[WRITTEN REQUEST] Copy every line of the material below word for word.
* * *
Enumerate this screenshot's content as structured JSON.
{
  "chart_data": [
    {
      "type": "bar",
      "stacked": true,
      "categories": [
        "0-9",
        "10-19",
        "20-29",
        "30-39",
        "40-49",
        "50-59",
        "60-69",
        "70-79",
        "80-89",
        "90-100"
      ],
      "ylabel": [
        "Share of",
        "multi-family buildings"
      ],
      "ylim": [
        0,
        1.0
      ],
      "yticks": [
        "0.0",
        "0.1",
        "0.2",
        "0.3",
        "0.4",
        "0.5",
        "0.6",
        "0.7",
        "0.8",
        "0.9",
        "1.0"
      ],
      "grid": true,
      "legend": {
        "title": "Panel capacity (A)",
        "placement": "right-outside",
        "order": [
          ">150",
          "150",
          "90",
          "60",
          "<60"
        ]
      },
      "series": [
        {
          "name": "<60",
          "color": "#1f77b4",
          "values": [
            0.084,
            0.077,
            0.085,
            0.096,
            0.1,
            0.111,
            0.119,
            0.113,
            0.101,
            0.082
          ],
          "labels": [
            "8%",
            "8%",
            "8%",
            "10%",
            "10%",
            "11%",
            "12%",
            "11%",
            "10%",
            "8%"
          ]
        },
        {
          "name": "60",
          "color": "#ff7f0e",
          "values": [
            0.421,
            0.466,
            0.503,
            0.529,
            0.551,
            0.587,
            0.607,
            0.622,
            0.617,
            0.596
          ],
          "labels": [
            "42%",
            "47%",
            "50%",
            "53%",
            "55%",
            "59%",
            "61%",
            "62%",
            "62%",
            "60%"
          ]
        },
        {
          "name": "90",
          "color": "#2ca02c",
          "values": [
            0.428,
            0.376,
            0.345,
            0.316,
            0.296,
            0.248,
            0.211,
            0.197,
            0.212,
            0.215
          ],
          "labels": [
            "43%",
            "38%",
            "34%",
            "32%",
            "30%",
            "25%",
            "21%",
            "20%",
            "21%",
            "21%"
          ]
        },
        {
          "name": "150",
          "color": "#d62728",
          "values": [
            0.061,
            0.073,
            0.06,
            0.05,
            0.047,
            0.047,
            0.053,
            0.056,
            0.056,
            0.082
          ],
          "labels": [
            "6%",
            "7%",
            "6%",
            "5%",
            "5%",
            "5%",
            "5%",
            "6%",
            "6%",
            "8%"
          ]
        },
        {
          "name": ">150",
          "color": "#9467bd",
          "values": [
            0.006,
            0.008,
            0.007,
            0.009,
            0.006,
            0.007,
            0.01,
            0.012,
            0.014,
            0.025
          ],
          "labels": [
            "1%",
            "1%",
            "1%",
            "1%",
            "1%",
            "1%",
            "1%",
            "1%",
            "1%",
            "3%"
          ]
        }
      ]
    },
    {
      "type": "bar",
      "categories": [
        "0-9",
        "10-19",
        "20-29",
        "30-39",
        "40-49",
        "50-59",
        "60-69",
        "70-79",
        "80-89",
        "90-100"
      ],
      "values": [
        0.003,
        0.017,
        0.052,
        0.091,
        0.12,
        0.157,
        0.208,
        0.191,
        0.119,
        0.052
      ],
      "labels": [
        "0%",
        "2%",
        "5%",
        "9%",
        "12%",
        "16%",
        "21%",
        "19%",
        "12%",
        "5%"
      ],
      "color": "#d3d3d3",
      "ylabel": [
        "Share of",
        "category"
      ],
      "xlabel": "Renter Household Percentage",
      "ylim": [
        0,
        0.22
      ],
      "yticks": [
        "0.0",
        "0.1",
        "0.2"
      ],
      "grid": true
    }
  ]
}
* * *
[CORRECT OUTPUT]
Enumerate this screenshot's content as structured JSON.
{
  "chart_data": [
    {
      "type": "bar",
      "stacked": true,
      "categories": [
        "0-9",
        "10-19",
        "20-29",
        "30-39",
        "40-49",
        "50-59",
        "60-69",
        "70-79",
        "80-89",
        "90-100"
      ],
      "ylabel": [
        "Share of",
        "multi-family buildings"
      ],
      "ylim": [
        0,
        1.0
      ],
      "yticks": [
        "0.0",
        "0.1",
        "0.2",
        "0.3",
        "0.4",
        "0.5",
        "0.6",
        "0.7",
        "0.8",
        "0.9",
        "1.0"
      ],
      "grid": true,
      "legend": {
        "title": "Panel capacity (A)",
        "placement": "right-outside",
        "order": [
          ">150",
          "150",
          "90",
          "60",
          "<60"
        ]
      },
      "series": [
        {
          "name": "<60",
          "color": "#1f77b4",
          "values": [
            0.084,
            0.077,
            0.085,
            0.096,
            0.1,
            0.111,
            0.119,
            0.113,
            0.101,
            0.082
          ],
          "labels": [
            "8%",
            "8%",
            "8%",
            "10%",
            "10%",
            "11%",
            "12%",
            "11%",
            "10%",
            "8%"
          ]
        },
        {
          "name": "60",
          "color": "#ff7f0e",
          "values": [
            0.421,
            0.466,
            0.503,
            0.529,
            0.551,
            0.587,
            0.607,
            0.622,
            0.617,
            0.596
          ],
          "labels": [
            "42%",
            "47%",
            "50%",
            "53%",
            "55%",
            "59%",
            "61%",
            "62%",
            "62%",
            "60%"
          ]
        },
        {
          "name": "90",
          "color": "#2ca02c",
          "values": [
            0.428,
            0.376,
            0.345,
            0.316,
            0.296,
            0.248,
            0.211,
            0.197,
            0.212,
            0.215
          ],
          "labels": [
            "43%",
            "38%",
            "34%",
            "32%",
            "30%",
            "25%",
            "21%",
            "20%",
            "21%",
            "21%"
          ]
        },
        {
          "name": "150",
          "color": "#d62728",
          "values": [
            0.061,
            0.073,
            0.06,
            0.05,
            0.047,
            0.047,
            0.053,
            0.056,
            0.056,
            0.082
          ],
          "labels": [
            "6%",
            "7%",
            "6%",
            "5%",
            "5%",
            "5%",
            "5%",
            "6%",
            "6%",
            "8%"
          ]
        },
        {
          "name": ">150",
          "color": "#9467bd",
          "values": [
            0.006,
            0.008,
            0.007,
            0.009,
            0.006,
            0.007,
            0.01,
            0.012,
            0.014,
            0.025
          ],
          "labels": [
            "1%",
            "1%",
            "1%",
            "1%",
            "1%",
            "1%",
            "1%",
            "1%",
            "1%",
            "3%"
          ]
        }
      ]
    },
    {
      "type": "bar",
      "categories": [
        "0-9",
        "10-19",
        "20-29",
        "30-39",
        "40-49",
        "50-59",
        "60-69",
        "70-79",
        "80-89",
        "90-100"
      ],
      "values": [
        0.003,
        0.017,
        0.052,
        0.091,
        0.12,
        0.157,
        0.208,
        0.191,
        0.119,
        0.052
      ],
      "labels": [
        "0%",
        "2%",
        "5%",
        "9%",
        "12%",
        "16%",
        "21%",
        "19%",
        "12%",
        "5%"
      ],
      "color": "#d3d3d3",
      "ylabel": [
        "Share of",
        "category"
      ],
      "xlabel": "Renter Household Percentage",
      "ylim": [
        0,
        0.22
      ],
      "yticks": [
        "0.0",
        "0.1",
        "0.2"
      ],
      "grid": true
    }
  ]
}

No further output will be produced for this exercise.